[Dataset records]
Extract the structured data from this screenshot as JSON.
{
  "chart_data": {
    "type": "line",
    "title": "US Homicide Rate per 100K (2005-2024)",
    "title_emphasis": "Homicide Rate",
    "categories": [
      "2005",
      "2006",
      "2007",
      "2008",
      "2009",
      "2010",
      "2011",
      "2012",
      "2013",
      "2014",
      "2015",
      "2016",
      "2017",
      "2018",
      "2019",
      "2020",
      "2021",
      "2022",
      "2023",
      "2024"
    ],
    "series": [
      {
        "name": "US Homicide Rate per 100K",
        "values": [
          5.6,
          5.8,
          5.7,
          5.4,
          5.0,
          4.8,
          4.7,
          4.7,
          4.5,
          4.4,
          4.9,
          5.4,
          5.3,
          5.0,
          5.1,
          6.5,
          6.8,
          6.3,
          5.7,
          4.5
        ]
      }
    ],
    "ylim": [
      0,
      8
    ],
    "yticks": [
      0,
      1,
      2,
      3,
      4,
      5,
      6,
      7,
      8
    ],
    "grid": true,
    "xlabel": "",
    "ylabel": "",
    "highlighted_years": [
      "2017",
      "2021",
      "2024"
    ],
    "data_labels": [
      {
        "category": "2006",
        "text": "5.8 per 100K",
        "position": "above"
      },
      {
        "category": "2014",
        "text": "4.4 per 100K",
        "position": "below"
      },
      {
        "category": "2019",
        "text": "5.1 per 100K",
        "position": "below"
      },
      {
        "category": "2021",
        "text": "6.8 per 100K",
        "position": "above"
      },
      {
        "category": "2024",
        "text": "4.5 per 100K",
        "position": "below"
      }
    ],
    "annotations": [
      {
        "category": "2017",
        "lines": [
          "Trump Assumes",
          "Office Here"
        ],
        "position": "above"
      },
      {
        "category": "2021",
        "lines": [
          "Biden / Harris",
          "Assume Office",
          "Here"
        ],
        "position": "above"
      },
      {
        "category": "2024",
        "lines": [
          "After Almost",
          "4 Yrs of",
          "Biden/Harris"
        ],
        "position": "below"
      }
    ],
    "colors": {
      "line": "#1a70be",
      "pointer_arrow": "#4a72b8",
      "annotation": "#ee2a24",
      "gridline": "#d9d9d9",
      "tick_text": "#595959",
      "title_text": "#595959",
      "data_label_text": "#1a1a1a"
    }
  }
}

**Stated task**: Every line above should be printed again exactly as it stands.

**Output below**:
Extract the structured data from this screenshot as JSON.
{
  "chart_data": {
    "type": "line",
    "title": "US Homicide Rate per 100K (2005-2024)",
    "title_emphasis": "Homicide Rate",
    "categories": [
      "2005",
      "2006",
      "2007",
      "2008",
      "2009",
      "2010",
      "2011",
      "2012",
      "2013",
      "2014",
      "2015",
      "2016",
      "2017",
      "2018",
      "2019",
      "2020",
      "2021",
      "2022",
      "2023",
      "2024"
    ],
    "series": [
      {
        "name": "US Homicide Rate per 100K",
        "values": [
          5.6,
          5.8,
          5.7,
          5.4,
          5.0,
          4.8,
          4.7,
          4.7,
          4.5,
          4.4,
          4.9,
          5.4,
          5.3,
          5.0,
          5.1,
          6.5,
          6.8,
          6.3,
          5.7,
          4.5
        ]
      }
    ],
    "ylim": [
      0,
      8
    ],
    "yticks": [
      0,
      1,
      2,
      3,
      4,
      5,
      6,
      7,
      8
    ],
    "grid": true,
    "xlabel": "",
    "ylabel": "",
    "highlighted_years": [
      "2017",
      "2021",
      "2024"
    ],
    "data_labels": [
      {
        "category": "2006",
        "text": "5.8 per 100K",
        "position": "above"
      },
      {
        "category": "2014",
        "text": "4.4 per 100K",
        "position": "below"
      },
      {
        "category": "2019",
        "text": "5.1 per 100K",
        "position": "below"
      },
      {
        "category": "2021",
        "text": "6.8 per 100K",
        "position": "above"
      },
      {
        "category": "2024",
        "text": "4.5 per 100K",
        "position": "below"
      }
    ],
    "annotations": [
      {
        "category": "2017",
        "lines": [
          "Trump Assumes",
          "Office Here"
        ],
        "position": "above"
      },
      {
        "category": "2021",
        "lines": [
          "Biden / Harris",
          "Assume Office",
          "Here"
        ],
        "position": "above"
      },
      {
        "category": "2024",
        "lines": [
          "After Almost",
          "4 Yrs of",
          "Biden/Harris"
        ],
        "position": "below"
      }
    ],
    "colors": {
      "line": "#1a70be",
      "pointer_arrow": "#4a72b8",
      "annotation": "#ee2a24",
      "gridline": "#d9d9d9",
      "tick_text": "#595959",
      "title_text": "#595959",
      "data_label_text": "#1a1a1a"
    }
  }
}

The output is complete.